All of the material should be reproduced exactly, with pictures left out.

Entries taken from a collection
═══

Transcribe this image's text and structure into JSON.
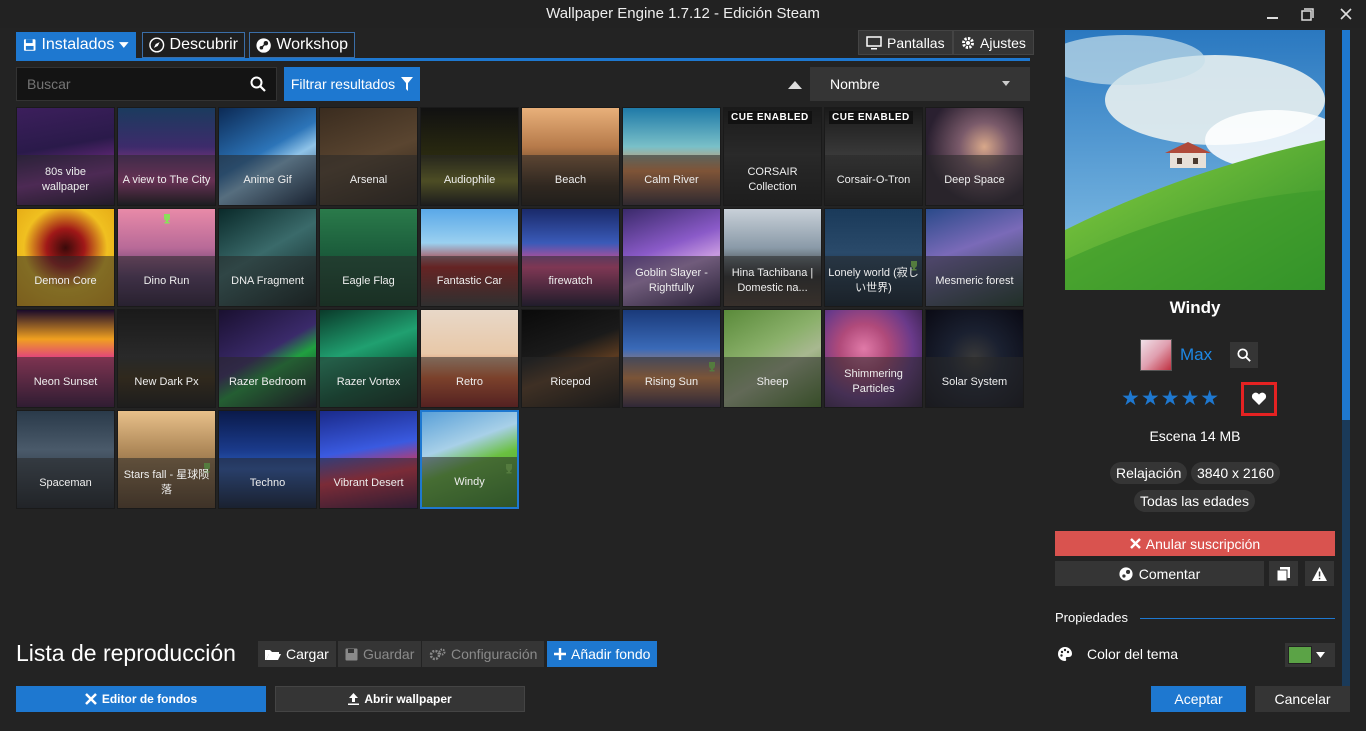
{
  "window": {
    "title": "Wallpaper Engine 1.7.12 - Edición Steam"
  },
  "tabs": [
    {
      "label": "Instalados"
    },
    {
      "label": "Descubrir"
    },
    {
      "label": "Workshop"
    }
  ],
  "top_buttons": {
    "displays": "Pantallas",
    "settings": "Ajustes"
  },
  "search": {
    "placeholder": "Buscar",
    "filter_label": "Filtrar resultados",
    "sort_value": "Nombre"
  },
  "wallpapers": [
    {
      "name": "80s vibe wallpaper",
      "bg": "linear-gradient(170deg,#3c1f5c 0%,#2a1a4a 40%,#7a2d8a 70%,#1b0d2b 100%)"
    },
    {
      "name": "A view to The City",
      "bg": "linear-gradient(180deg,#1b3b5e 0%,#3d2b6b 40%,#b43d8a 75%,#101018 100%)"
    },
    {
      "name": "Anime Gif",
      "bg": "linear-gradient(150deg,#0c2a55 0%,#2c74b8 45%,#8fc3e8 60%,#0a1e3e 100%)"
    },
    {
      "name": "Arsenal",
      "bg": "linear-gradient(160deg,#3a2c1f 0%,#5a4530 50%,#2b2118 100%)"
    },
    {
      "name": "Audiophile",
      "bg": "linear-gradient(180deg,#111 0%,#2a2a10 50%,#7a7a20 75%,#111 100%)"
    },
    {
      "name": "Beach",
      "bg": "linear-gradient(180deg,#e8b07a 0%,#b67a4a 40%,#3a2818 80%,#1a140e 100%)"
    },
    {
      "name": "Calm River",
      "bg": "linear-gradient(180deg,#1f7aa8 0%,#7ac0c8 40%,#e88a4a 65%,#3a2c3a 100%)"
    },
    {
      "name": "CORSAIR Collection",
      "bg": "linear-gradient(180deg,#1a1a1a 0%,#2a2a2a 50%,#111 100%)",
      "badge": "CUE ENABLED"
    },
    {
      "name": "Corsair-O-Tron",
      "bg": "linear-gradient(180deg,#1a1a1a 0%,#3a3a3a 50%,#151515 100%)",
      "badge": "CUE ENABLED"
    },
    {
      "name": "Deep Space",
      "bg": "radial-gradient(circle at 60% 40%,#d8a88a 0%,#7a5a6a 30%,#2a2030 70%)"
    },
    {
      "name": "Demon Core",
      "bg": "radial-gradient(circle at 50% 40%,#3a0a0a 0%,#a01818 25%,#f0c020 55%,#e0a010 100%)"
    },
    {
      "name": "Dino Run",
      "bg": "linear-gradient(180deg,#e88aa8 0%,#b86a98 40%,#5a3a6a 70%,#2a1a3a 100%)",
      "trophy": true
    },
    {
      "name": "DNA Fragment",
      "bg": "linear-gradient(150deg,#0a2a2a 0%,#3a6a6a 45%,#0a1a1a 100%)"
    },
    {
      "name": "Eagle Flag",
      "bg": "linear-gradient(180deg,#2a7a4a 0%,#1a5a3a 50%,#0a3a20 100%)"
    },
    {
      "name": "Fantastic Car",
      "bg": "linear-gradient(180deg,#5aa8e8 0%,#9ad0f0 35%,#b02020 60%,#3a3a3a 100%)"
    },
    {
      "name": "firewatch",
      "bg": "linear-gradient(180deg,#1a2a6a 0%,#3a5ab8 35%,#e84a8a 60%,#1a1030 100%)"
    },
    {
      "name": "Goblin Slayer - Rightfully",
      "bg": "linear-gradient(160deg,#3a2a6a 0%,#8a5ac8 40%,#c89ae0 60%,#2a1a4a 100%)"
    },
    {
      "name": "Hina Tachibana | Domestic na...",
      "bg": "linear-gradient(180deg,#c8d0d8 0%,#8a9aa8 40%,#2a2a2a 70%,#4a3a30 100%)"
    },
    {
      "name": "Lonely world (寂しい世界)",
      "bg": "linear-gradient(180deg,#1a3a5a 0%,#2a4a6a 45%,#0a1a2a 100%)",
      "trophy": true
    },
    {
      "name": "Mesmeric forest",
      "bg": "linear-gradient(160deg,#2a4a8a 0%,#7a6ab8 40%,#1a3a2a 100%)"
    },
    {
      "name": "Neon Sunset",
      "bg": "linear-gradient(180deg,#1a0a2a 0%,#f0a020 30%,#e04080 50%,#3a1040 100%)"
    },
    {
      "name": "New Dark Px",
      "bg": "linear-gradient(180deg,#1a1a1a 0%,#2a2a2a 50%,#3a2a10 70%,#111 100%)"
    },
    {
      "name": "Razer Bedroom",
      "bg": "linear-gradient(150deg,#1a1030 0%,#3a2a6a 45%,#20a040 60%,#100a20 100%)"
    },
    {
      "name": "Razer Vortex",
      "bg": "linear-gradient(160deg,#0a3a2a 0%,#20a070 40%,#0a5a3a 70%,#06281a 100%)"
    },
    {
      "name": "Retro",
      "bg": "linear-gradient(180deg,#e8d8c8 0%,#e8c8a8 45%,#e06030 70%,#8a1a1a 100%)"
    },
    {
      "name": "Ricepod",
      "bg": "linear-gradient(160deg,#0a0a0a 0%,#1a1a1a 40%,#5a3a20 60%,#0a0a0a 100%)"
    },
    {
      "name": "Rising Sun",
      "bg": "linear-gradient(180deg,#1a3a7a 0%,#3a6ab8 40%,#e08a4a 70%,#3a2a4a 100%)",
      "trophy": true
    },
    {
      "name": "Sheep",
      "bg": "linear-gradient(150deg,#5a8a3a 0%,#8ab06a 40%,#a8b890 60%,#4a7a2a 100%)"
    },
    {
      "name": "Shimmering Particles",
      "bg": "radial-gradient(circle at 40% 40%,#e07aa8 0%,#b04a7a 30%,#6a3a8a 60%,#2a1a3a 100%)"
    },
    {
      "name": "Solar System",
      "bg": "radial-gradient(circle at 50% 50%,#3a3a3a 0%,#1a2030 40%,#0a0a14 100%)"
    },
    {
      "name": "Spaceman",
      "bg": "linear-gradient(180deg,#2a3a4a 0%,#4a5a6a 40%,#1a2028 100%)"
    },
    {
      "name": "Stars fall - 星球陨落",
      "bg": "linear-gradient(180deg,#e8c08a 0%,#b08a5a 40%,#5a4028 100%)",
      "trophy": true
    },
    {
      "name": "Techno",
      "bg": "linear-gradient(180deg,#0a1a4a 0%,#1a3a8a 40%,#2a5ab8 60%,#0a1a3a 100%)"
    },
    {
      "name": "Vibrant Desert",
      "bg": "linear-gradient(170deg,#1a2a8a 0%,#3a5ae0 40%,#e0304a 65%,#3a1040 100%)"
    },
    {
      "name": "Windy",
      "bg": "linear-gradient(160deg,#5aa0d8 0%,#a8d0e8 35%,#6ac040 55%,#3a8a2a 100%)",
      "trophy": true,
      "selected": true
    }
  ],
  "playlist": {
    "title": "Lista de reproducción",
    "load": "Cargar",
    "save": "Guardar",
    "config": "Configuración",
    "add": "Añadir fondo"
  },
  "bottom": {
    "editor": "Editor de fondos",
    "open": "Abrir wallpaper"
  },
  "detail": {
    "title": "Windy",
    "author": "Max",
    "stars": "★★★★★",
    "info": "Escena 14 MB",
    "tags": [
      "Relajación",
      "3840 x 2160"
    ],
    "age": "Todas las edades",
    "unsubscribe": "Anular suscripción",
    "comment": "Comentar",
    "properties": "Propiedades",
    "color_label": "Color del tema",
    "color_value": "#5ba346"
  },
  "actions": {
    "accept": "Aceptar",
    "cancel": "Cancelar"
  }
}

═══

### Output for this task
Transcribe this image's text and structure into JSON.
{
  "window": {
    "title": "Wallpaper Engine 1.7.12 - Edición Steam"
  },
  "tabs": [
    {
      "label": "Instalados"
    },
    {
      "label": "Descubrir"
    },
    {
      "label": "Workshop"
    }
  ],
  "top_buttons": {
    "displays": "Pantallas",
    "settings": "Ajustes"
  },
  "search": {
    "placeholder": "Buscar",
    "filter_label": "Filtrar resultados",
    "sort_value": "Nombre"
  },
  "wallpapers": [
    {
      "name": "80s vibe wallpaper",
      "bg": "linear-gradient(170deg,#3c1f5c 0%,#2a1a4a 40%,#7a2d8a 70%,#1b0d2b 100%)"
    },
    {
      "name": "A view to The City",
      "bg": "linear-gradient(180deg,#1b3b5e 0%,#3d2b6b 40%,#b43d8a 75%,#101018 100%)"
    },
    {
      "name": "Anime Gif",
      "bg": "linear-gradient(150deg,#0c2a55 0%,#2c74b8 45%,#8fc3e8 60%,#0a1e3e 100%)"
    },
    {
      "name": "Arsenal",
      "bg": "linear-gradient(160deg,#3a2c1f 0%,#5a4530 50%,#2b2118 100%)"
    },
    {
      "name": "Audiophile",
      "bg": "linear-gradient(180deg,#111 0%,#2a2a10 50%,#7a7a20 75%,#111 100%)"
    },
    {
      "name": "Beach",
      "bg": "linear-gradient(180deg,#e8b07a 0%,#b67a4a 40%,#3a2818 80%,#1a140e 100%)"
    },
    {
      "name": "Calm River",
      "bg": "linear-gradient(180deg,#1f7aa8 0%,#7ac0c8 40%,#e88a4a 65%,#3a2c3a 100%)"
    },
    {
      "name": "CORSAIR Collection",
      "bg": "linear-gradient(180deg,#1a1a1a 0%,#2a2a2a 50%,#111 100%)",
      "badge": "CUE ENABLED"
    },
    {
      "name": "Corsair-O-Tron",
      "bg": "linear-gradient(180deg,#1a1a1a 0%,#3a3a3a 50%,#151515 100%)",
      "badge": "CUE ENABLED"
    },
    {
      "name": "Deep Space",
      "bg": "radial-gradient(circle at 60% 40%,#d8a88a 0%,#7a5a6a 30%,#2a2030 70%)"
    },
    {
      "name": "Demon Core",
      "bg": "radial-gradient(circle at 50% 40%,#3a0a0a 0%,#a01818 25%,#f0c020 55%,#e0a010 100%)"
    },
    {
      "name": "Dino Run",
      "bg": "linear-gradient(180deg,#e88aa8 0%,#b86a98 40%,#5a3a6a 70%,#2a1a3a 100%)",
      "trophy": true
    },
    {
      "name": "DNA Fragment",
      "bg": "linear-gradient(150deg,#0a2a2a 0%,#3a6a6a 45%,#0a1a1a 100%)"
    },
    {
      "name": "Eagle Flag",
      "bg": "linear-gradient(180deg,#2a7a4a 0%,#1a5a3a 50%,#0a3a20 100%)"
    },
    {
      "name": "Fantastic Car",
      "bg": "linear-gradient(180deg,#5aa8e8 0%,#9ad0f0 35%,#b02020 60%,#3a3a3a 100%)"
    },
    {
      "name": "firewatch",
      "bg": "linear-gradient(180deg,#1a2a6a 0%,#3a5ab8 35%,#e84a8a 60%,#1a1030 100%)"
    },
    {
      "name": "Goblin Slayer - Rightfully",
      "bg": "linear-gradient(160deg,#3a2a6a 0%,#8a5ac8 40%,#c89ae0 60%,#2a1a4a 100%)"
    },
    {
      "name": "Hina Tachibana | Domestic na...",
      "bg": "linear-gradient(180deg,#c8d0d8 0%,#8a9aa8 40%,#2a2a2a 70%,#4a3a30 100%)"
    },
    {
      "name": "Lonely world (寂しい世界)",
      "bg": "linear-gradient(180deg,#1a3a5a 0%,#2a4a6a 45%,#0a1a2a 100%)",
      "trophy": true
    },
    {
      "name": "Mesmeric forest",
      "bg": "linear-gradient(160deg,#2a4a8a 0%,#7a6ab8 40%,#1a3a2a 100%)"
    },
    {
      "name": "Neon Sunset",
      "bg": "linear-gradient(180deg,#1a0a2a 0%,#f0a020 30%,#e04080 50%,#3a1040 100%)"
    },
    {
      "name": "New Dark Px",
      "bg": "linear-gradient(180deg,#1a1a1a 0%,#2a2a2a 50%,#3a2a10 70%,#111 100%)"
    },
    {
      "name": "Razer Bedroom",
      "bg": "linear-gradient(150deg,#1a1030 0%,#3a2a6a 45%,#20a040 60%,#100a20 100%)"
    },
    {
      "name": "Razer Vortex",
      "bg": "linear-gradient(160deg,#0a3a2a 0%,#20a070 40%,#0a5a3a 70%,#06281a 100%)"
    },
    {
      "name": "Retro",
      "bg": "linear-gradient(180deg,#e8d8c8 0%,#e8c8a8 45%,#e06030 70%,#8a1a1a 100%)"
    },
    {
      "name": "Ricepod",
      "bg": "linear-gradient(160deg,#0a0a0a 0%,#1a1a1a 40%,#5a3a20 60%,#0a0a0a 100%)"
    },
    {
      "name": "Rising Sun",
      "bg": "linear-gradient(180deg,#1a3a7a 0%,#3a6ab8 40%,#e08a4a 70%,#3a2a4a 100%)",
      "trophy": true
    },
    {
      "name": "Sheep",
      "bg": "linear-gradient(150deg,#5a8a3a 0%,#8ab06a 40%,#a8b890 60%,#4a7a2a 100%)"
    },
    {
      "name": "Shimmering Particles",
      "bg": "radial-gradient(circle at 40% 40%,#e07aa8 0%,#b04a7a 30%,#6a3a8a 60%,#2a1a3a 100%)"
    },
    {
      "name": "Solar System",
      "bg": "radial-gradient(circle at 50% 50%,#3a3a3a 0%,#1a2030 40%,#0a0a14 100%)"
    },
    {
      "name": "Spaceman",
      "bg": "linear-gradient(180deg,#2a3a4a 0%,#4a5a6a 40%,#1a2028 100%)"
    },
    {
      "name": "Stars fall - 星球陨落",
      "bg": "linear-gradient(180deg,#e8c08a 0%,#b08a5a 40%,#5a4028 100%)",
      "trophy": true
    },
    {
      "name": "Techno",
      "bg": "linear-gradient(180deg,#0a1a4a 0%,#1a3a8a 40%,#2a5ab8 60%,#0a1a3a 100%)"
    },
    {
      "name": "Vibrant Desert",
      "bg": "linear-gradient(170deg,#1a2a8a 0%,#3a5ae0 40%,#e0304a 65%,#3a1040 100%)"
    },
    {
      "name": "Windy",
      "bg": "linear-gradient(160deg,#5aa0d8 0%,#a8d0e8 35%,#6ac040 55%,#3a8a2a 100%)",
      "trophy": true,
      "selected": true
    }
  ],
  "playlist": {
    "title": "Lista de reproducción",
    "load": "Cargar",
    "save": "Guardar",
    "config": "Configuración",
    "add": "Añadir fondo"
  },
  "bottom": {
    "editor": "Editor de fondos",
    "open": "Abrir wallpaper"
  },
  "detail": {
    "title": "Windy",
    "author": "Max",
    "stars": "★★★★★",
    "info": "Escena 14 MB",
    "tags": [
      "Relajación",
      "3840 x 2160"
    ],
    "age": "Todas las edades",
    "unsubscribe": "Anular suscripción",
    "comment": "Comentar",
    "properties": "Propiedades",
    "color_label": "Color del tema",
    "color_value": "#5ba346"
  },
  "actions": {
    "accept": "Aceptar",
    "cancel": "Cancelar"
  }
}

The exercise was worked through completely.